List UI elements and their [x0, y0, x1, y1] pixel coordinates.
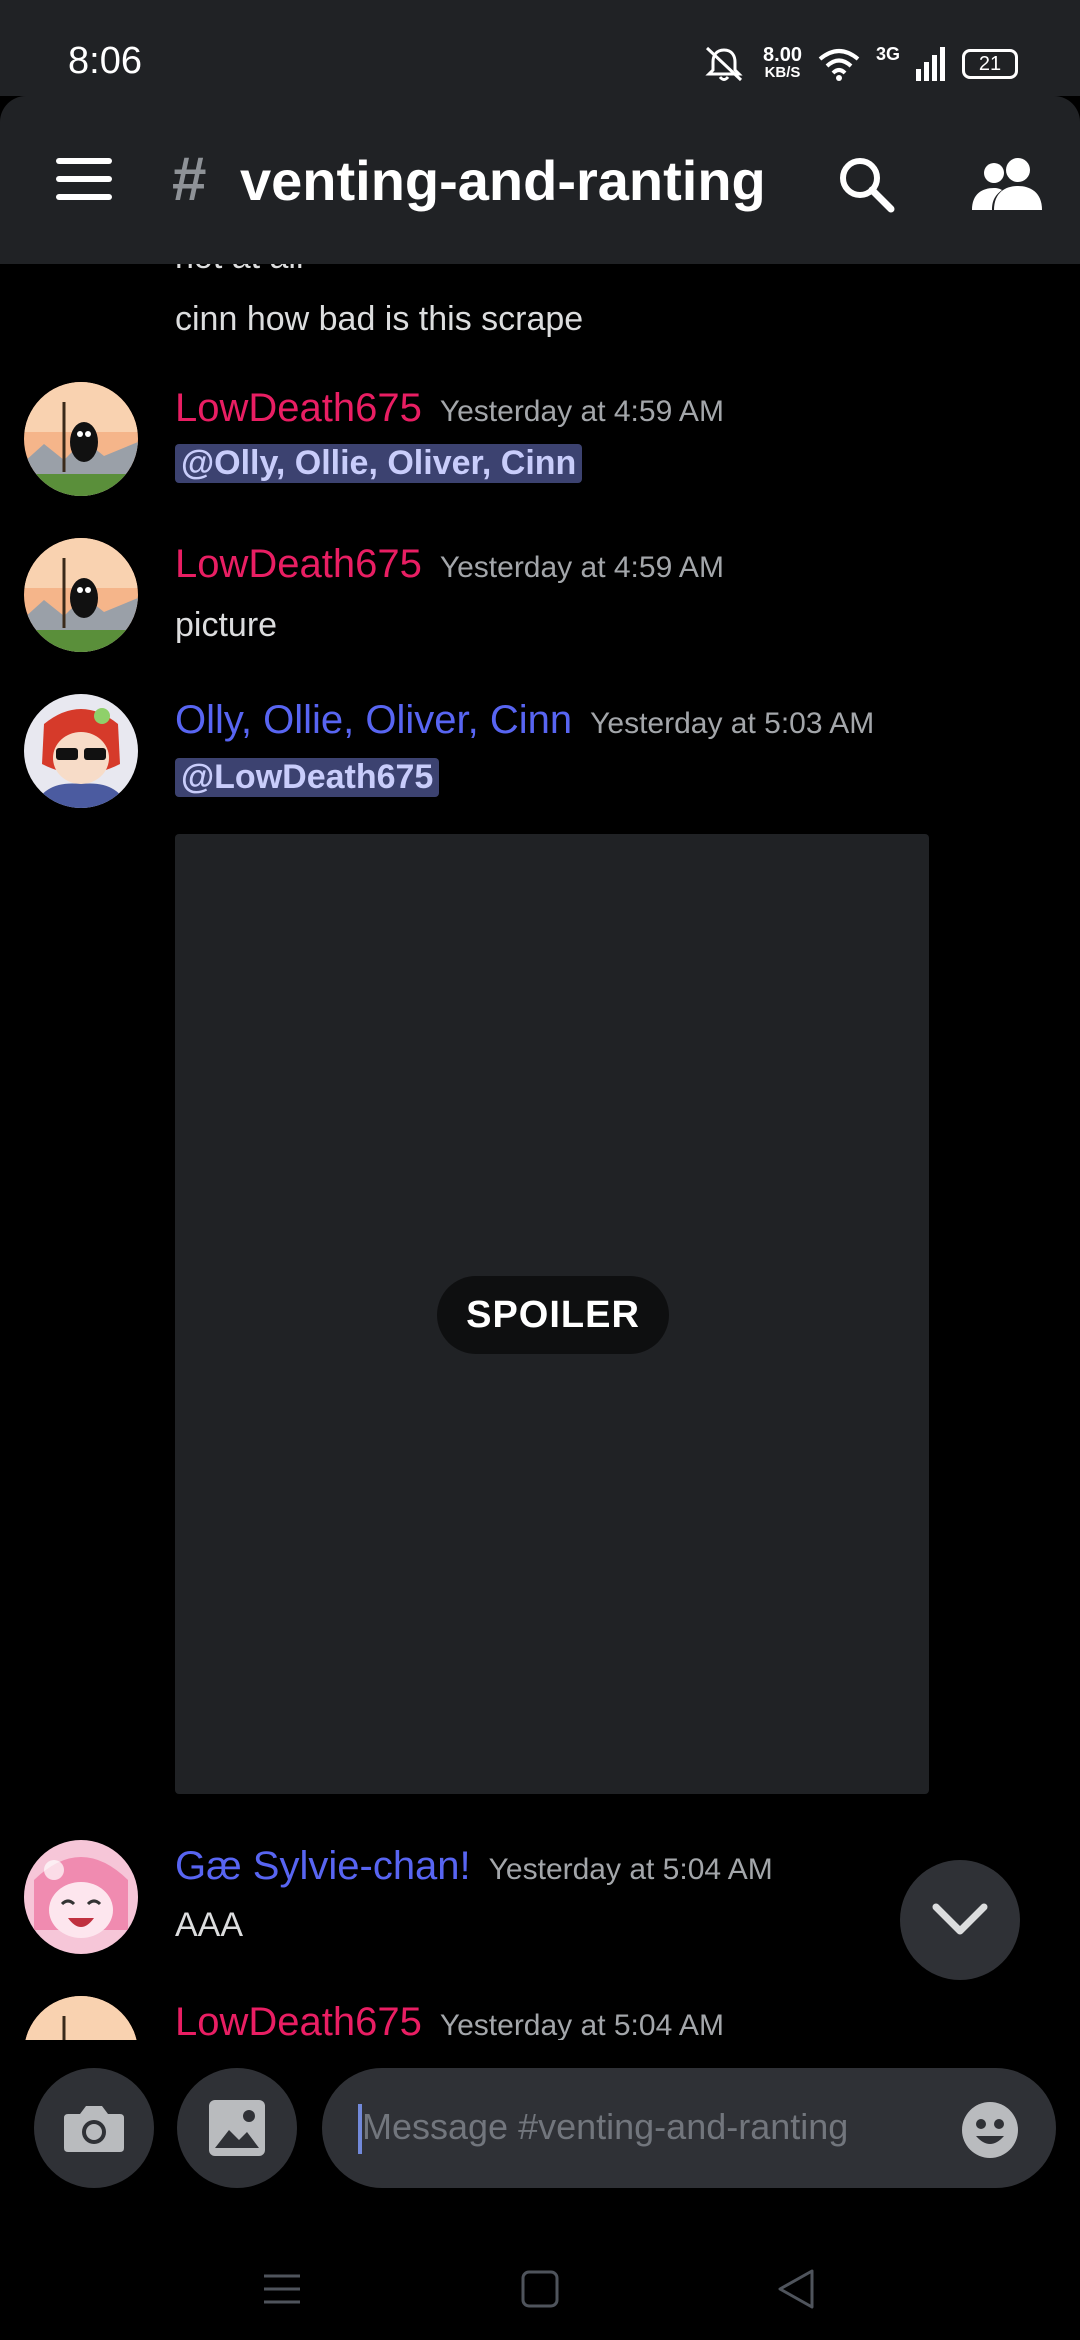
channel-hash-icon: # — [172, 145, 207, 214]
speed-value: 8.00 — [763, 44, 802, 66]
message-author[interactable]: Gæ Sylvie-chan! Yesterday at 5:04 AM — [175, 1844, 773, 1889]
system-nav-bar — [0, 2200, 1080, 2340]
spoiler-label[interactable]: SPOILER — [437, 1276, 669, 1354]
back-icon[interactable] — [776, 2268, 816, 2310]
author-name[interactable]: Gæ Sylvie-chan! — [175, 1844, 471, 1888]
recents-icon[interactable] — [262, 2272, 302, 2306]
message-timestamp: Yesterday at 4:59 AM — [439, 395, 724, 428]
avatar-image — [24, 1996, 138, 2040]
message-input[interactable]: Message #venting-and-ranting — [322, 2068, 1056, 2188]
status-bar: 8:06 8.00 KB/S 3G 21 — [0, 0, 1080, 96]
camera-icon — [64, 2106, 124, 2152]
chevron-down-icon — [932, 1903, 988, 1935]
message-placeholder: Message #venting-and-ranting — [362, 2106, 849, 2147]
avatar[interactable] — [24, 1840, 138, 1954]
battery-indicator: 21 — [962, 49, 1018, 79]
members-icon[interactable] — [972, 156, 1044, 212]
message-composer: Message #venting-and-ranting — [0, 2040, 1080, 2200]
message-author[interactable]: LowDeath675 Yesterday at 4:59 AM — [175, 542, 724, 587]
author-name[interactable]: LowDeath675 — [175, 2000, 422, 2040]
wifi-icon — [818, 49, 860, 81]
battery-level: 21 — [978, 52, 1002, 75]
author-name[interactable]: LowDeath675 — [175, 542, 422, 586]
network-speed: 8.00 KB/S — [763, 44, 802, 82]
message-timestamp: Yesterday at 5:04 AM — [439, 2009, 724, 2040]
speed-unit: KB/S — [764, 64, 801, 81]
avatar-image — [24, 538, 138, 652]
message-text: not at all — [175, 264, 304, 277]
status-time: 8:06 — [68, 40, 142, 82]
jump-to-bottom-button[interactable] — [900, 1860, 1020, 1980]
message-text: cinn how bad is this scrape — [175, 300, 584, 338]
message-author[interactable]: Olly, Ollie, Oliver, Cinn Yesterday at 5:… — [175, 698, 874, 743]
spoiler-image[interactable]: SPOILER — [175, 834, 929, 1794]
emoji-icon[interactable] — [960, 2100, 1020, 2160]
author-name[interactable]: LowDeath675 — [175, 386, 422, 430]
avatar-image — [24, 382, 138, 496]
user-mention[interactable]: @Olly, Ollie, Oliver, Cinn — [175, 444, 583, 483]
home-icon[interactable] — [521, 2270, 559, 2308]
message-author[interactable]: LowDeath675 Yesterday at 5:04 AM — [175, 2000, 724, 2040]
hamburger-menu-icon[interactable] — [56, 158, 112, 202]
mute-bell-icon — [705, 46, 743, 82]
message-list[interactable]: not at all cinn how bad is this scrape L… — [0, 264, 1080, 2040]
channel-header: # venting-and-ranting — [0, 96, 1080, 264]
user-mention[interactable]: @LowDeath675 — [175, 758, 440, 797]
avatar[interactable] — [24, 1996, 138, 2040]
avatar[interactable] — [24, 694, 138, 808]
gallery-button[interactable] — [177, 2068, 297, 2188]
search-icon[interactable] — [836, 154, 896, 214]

---+---

• **STATED GOAL**
Please convert every line of the rows above into a JSON list of strings, one string per line, omitting blank lines and the pictures.

• **WORKED SOLUTION**
[
  "List UI elements and their [x0, y0, x1, y1] pixel coordinates.",
  "channel-hash-icon: # — [172, 145, 207, 214]",
  "speed-value: 8.00 — [763, 44, 802, 66]",
  "message-author[interactable]: Gæ Sylvie-chan! Yesterday at 5:04 AM — [175, 1844, 773, 1889]",
  "system-nav-bar — [0, 2200, 1080, 2340]",
  "spoiler-label[interactable]: SPOILER — [437, 1276, 669, 1354]",
  "back-icon[interactable] — [776, 2268, 816, 2310]",
  "author-name[interactable]: Gæ Sylvie-chan! — [175, 1844, 471, 1888]",
  "recents-icon[interactable] — [262, 2272, 302, 2306]",
  "message-timestamp: Yesterday at 4:59 AM — [439, 395, 724, 428]",
  "avatar-image — [24, 1996, 138, 2040]",
  "message-input[interactable]: Message #venting-and-ranting — [322, 2068, 1056, 2188]",
  "status-bar: 8:06 8.00 KB/S 3G 21 — [0, 0, 1080, 96]",
  "camera-icon — [64, 2106, 124, 2152]",
  "chevron-down-icon — [932, 1903, 988, 1935]",
  "message-placeholder: Message #venting-and-ranting — [362, 2106, 849, 2147]",
  "avatar[interactable] — [24, 1840, 138, 1954]",
  "battery-indicator: 21 — [962, 49, 1018, 79]",
  "members-icon[interactable] — [972, 156, 1044, 212]",
  "message-composer: Message #venting-and-ranting — [0, 2040, 1080, 2200]",
  "message-author[interactable]: LowDeath675 Yesterday at 4:59 AM — [175, 542, 724, 587]",
  "author-name[interactable]: LowDeath675 — [175, 2000, 422, 2040]",
  "wifi-icon — [818, 49, 860, 81]",
  "battery-level: 21 — [978, 52, 1002, 75]",
  "author-name[interactable]: LowDeath675 — [175, 542, 422, 586]",
  "network-speed: 8.00 KB/S — [763, 44, 802, 82]",
  "message-timestamp: Yesterday at 5:04 AM — [439, 2009, 724, 2040]",
  "speed-unit: KB/S — [764, 64, 801, 81]",
  "avatar-image — [24, 538, 138, 652]",
  "message-text: not at all — [175, 264, 304, 277]",
  "status-time: 8:06 — [68, 40, 142, 82]",
  "jump-to-bottom-button[interactable] — [900, 1860, 1020, 1980]",
  "message-text: cinn how bad is this scrape — [175, 300, 584, 338]",
  "message-author[interactable]: Olly, Ollie, Oliver, Cinn Yesterday at 5:… — [175, 698, 874, 743]",
  "spoiler-image[interactable]: SPOILER — [175, 834, 929, 1794]",
  "emoji-icon[interactable] — [960, 2100, 1020, 2160]",
  "author-name[interactable]: LowDeath675 — [175, 386, 422, 430]",
  "avatar-image — [24, 382, 138, 496]",
  "user-mention[interactable]: @Olly, Ollie, Oliver, Cinn — [175, 444, 583, 483]",
  "home-icon[interactable] — [521, 2270, 559, 2308]",
  "message-author[interactable]: LowDeath675 Yesterday at 5:04 AM — [175, 2000, 724, 2040]",
  "hamburger-menu-icon[interactable] — [56, 158, 112, 202]",
  "mute-bell-icon — [705, 46, 743, 82]",
  "message-list[interactable]: not at all cinn how bad is this scrape L… — [0, 264, 1080, 2040]",
  "channel-header: # venting-and-ranting — [0, 96, 1080, 264]",
  "user-mention[interactable]: @LowDeath675 — [175, 758, 440, 797]",
  "avatar[interactable] — [24, 1996, 138, 2040]",
  "avatar[interactable] — [24, 694, 138, 808]",
  "gallery-button[interactable] — [177, 2068, 297, 2188]",
  "search-icon[interactable] — [836, 154, 896, 214]"
]